#### Extracted records

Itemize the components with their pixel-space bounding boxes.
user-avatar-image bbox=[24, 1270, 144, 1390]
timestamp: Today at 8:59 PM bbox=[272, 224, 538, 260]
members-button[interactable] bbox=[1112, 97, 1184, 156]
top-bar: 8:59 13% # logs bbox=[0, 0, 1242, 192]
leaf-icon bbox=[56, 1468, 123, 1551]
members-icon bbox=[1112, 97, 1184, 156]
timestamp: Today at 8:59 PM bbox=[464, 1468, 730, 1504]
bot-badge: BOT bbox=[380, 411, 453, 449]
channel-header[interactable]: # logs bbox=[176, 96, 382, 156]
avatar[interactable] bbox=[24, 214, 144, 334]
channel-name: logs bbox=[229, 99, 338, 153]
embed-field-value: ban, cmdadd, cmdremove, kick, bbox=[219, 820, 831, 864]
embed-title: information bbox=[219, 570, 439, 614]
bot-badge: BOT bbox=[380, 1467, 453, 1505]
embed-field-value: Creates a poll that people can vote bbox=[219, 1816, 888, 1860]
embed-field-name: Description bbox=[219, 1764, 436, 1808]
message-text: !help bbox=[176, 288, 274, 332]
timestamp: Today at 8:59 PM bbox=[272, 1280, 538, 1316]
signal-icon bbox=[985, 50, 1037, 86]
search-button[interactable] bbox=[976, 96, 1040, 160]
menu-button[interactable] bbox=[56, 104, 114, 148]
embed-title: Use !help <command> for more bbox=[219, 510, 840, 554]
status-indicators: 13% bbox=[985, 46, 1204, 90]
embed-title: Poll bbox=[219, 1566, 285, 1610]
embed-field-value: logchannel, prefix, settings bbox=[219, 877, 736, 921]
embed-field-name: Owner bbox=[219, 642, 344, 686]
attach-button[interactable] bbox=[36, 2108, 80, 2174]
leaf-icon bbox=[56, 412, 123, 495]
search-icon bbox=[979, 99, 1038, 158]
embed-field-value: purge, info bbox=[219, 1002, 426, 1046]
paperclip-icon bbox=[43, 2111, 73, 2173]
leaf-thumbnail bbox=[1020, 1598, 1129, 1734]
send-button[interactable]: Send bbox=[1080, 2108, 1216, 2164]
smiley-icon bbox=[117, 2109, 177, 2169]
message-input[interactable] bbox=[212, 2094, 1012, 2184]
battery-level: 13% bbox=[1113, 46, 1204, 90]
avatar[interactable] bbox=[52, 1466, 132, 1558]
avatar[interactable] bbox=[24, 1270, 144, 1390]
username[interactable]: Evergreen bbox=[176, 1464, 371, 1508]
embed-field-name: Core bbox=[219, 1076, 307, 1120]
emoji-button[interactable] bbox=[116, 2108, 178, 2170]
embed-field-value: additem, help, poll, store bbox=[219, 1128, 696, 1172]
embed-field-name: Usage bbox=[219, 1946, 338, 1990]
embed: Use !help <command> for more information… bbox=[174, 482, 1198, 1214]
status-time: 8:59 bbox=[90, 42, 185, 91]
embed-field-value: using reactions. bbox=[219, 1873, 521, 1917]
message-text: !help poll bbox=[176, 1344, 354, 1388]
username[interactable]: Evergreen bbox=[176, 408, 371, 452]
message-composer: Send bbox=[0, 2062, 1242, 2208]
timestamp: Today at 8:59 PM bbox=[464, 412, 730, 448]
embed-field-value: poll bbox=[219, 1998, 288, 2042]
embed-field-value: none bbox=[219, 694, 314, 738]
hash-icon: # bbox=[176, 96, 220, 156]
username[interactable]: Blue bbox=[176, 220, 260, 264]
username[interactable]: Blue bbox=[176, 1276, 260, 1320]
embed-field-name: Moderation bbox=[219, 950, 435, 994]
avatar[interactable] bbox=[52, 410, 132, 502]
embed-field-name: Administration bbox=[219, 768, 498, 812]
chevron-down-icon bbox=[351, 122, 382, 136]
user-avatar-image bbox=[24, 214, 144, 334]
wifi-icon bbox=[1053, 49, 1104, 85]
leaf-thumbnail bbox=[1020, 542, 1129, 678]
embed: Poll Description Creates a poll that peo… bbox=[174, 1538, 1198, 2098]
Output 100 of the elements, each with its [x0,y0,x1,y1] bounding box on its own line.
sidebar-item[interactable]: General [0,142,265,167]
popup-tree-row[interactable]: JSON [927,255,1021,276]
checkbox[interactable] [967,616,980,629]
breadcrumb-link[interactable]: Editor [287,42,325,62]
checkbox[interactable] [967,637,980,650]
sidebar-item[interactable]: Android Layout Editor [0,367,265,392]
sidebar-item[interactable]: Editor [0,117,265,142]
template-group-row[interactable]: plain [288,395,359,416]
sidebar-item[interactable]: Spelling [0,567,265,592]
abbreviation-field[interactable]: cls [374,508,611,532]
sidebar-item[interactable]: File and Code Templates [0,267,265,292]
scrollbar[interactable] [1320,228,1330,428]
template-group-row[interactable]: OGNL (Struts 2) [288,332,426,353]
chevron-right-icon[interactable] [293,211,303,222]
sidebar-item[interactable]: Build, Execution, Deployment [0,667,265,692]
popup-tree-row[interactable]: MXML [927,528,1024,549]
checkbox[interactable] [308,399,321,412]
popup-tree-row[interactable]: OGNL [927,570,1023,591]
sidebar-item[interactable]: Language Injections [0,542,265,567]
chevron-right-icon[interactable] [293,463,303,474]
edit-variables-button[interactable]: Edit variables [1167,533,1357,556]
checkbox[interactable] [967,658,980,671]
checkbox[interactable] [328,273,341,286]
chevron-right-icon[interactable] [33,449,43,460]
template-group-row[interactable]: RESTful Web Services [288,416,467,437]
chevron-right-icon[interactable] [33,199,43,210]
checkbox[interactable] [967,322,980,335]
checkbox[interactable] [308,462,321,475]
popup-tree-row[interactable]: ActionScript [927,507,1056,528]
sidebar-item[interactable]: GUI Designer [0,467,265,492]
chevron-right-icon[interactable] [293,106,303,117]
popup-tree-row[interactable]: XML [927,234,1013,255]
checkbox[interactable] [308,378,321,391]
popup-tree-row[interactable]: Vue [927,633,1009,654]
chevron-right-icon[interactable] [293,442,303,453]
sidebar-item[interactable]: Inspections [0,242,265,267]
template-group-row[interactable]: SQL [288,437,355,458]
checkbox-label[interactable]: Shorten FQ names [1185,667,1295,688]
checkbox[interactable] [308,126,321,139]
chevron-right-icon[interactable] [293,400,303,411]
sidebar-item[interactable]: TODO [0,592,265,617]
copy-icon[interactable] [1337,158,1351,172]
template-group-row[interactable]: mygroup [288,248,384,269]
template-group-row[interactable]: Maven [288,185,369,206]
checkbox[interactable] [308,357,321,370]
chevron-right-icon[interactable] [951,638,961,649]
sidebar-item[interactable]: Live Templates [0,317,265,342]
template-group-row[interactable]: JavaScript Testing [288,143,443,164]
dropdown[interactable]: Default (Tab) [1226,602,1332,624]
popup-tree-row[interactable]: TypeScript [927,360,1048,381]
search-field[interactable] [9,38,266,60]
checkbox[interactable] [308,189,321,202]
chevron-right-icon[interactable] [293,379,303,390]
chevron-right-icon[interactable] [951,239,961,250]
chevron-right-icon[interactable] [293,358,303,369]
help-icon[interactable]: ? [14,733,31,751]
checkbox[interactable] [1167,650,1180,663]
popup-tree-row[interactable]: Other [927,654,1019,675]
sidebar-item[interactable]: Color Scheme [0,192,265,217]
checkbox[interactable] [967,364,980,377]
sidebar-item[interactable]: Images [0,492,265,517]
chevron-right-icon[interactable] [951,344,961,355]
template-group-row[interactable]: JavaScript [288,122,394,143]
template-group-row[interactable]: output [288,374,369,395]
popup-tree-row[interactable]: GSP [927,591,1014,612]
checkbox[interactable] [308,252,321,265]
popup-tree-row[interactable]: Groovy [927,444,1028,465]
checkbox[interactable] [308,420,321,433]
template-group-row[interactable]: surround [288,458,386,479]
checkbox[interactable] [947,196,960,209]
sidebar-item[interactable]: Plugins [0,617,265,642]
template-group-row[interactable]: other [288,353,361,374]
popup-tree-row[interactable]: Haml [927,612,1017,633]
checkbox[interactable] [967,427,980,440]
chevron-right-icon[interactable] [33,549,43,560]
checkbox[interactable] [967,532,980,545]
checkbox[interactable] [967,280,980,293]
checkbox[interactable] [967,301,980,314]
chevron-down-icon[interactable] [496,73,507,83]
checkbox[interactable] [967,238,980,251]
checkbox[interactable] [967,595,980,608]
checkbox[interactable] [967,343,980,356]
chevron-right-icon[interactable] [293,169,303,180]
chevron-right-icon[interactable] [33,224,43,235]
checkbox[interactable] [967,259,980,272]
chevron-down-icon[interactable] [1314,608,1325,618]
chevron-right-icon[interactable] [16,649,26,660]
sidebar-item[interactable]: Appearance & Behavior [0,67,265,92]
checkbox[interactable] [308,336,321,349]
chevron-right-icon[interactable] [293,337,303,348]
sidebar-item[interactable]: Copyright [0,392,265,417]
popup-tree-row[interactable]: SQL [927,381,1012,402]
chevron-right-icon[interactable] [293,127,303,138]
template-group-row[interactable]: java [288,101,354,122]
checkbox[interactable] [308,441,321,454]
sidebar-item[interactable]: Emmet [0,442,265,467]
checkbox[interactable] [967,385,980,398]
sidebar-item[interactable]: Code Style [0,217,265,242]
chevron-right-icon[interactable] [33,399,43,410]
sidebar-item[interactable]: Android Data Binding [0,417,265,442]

########

#### What the task requires:
Rewrite as a numbered list the lines from the start of the records through the line containing "channel-header[interactable]: # logs", leaving out any blank lines.

#### Result for this task:
1. Itemize the components with their pixel-space bounding boxes.
2. user-avatar-image bbox=[24, 1270, 144, 1390]
3. timestamp: Today at 8:59 PM bbox=[272, 224, 538, 260]
4. members-button[interactable] bbox=[1112, 97, 1184, 156]
5. top-bar: 8:59 13% # logs bbox=[0, 0, 1242, 192]
6. leaf-icon bbox=[56, 1468, 123, 1551]
7. members-icon bbox=[1112, 97, 1184, 156]
8. timestamp: Today at 8:59 PM bbox=[464, 1468, 730, 1504]
9. bot-badge: BOT bbox=[380, 411, 453, 449]
10. channel-header[interactable]: # logs bbox=[176, 96, 382, 156]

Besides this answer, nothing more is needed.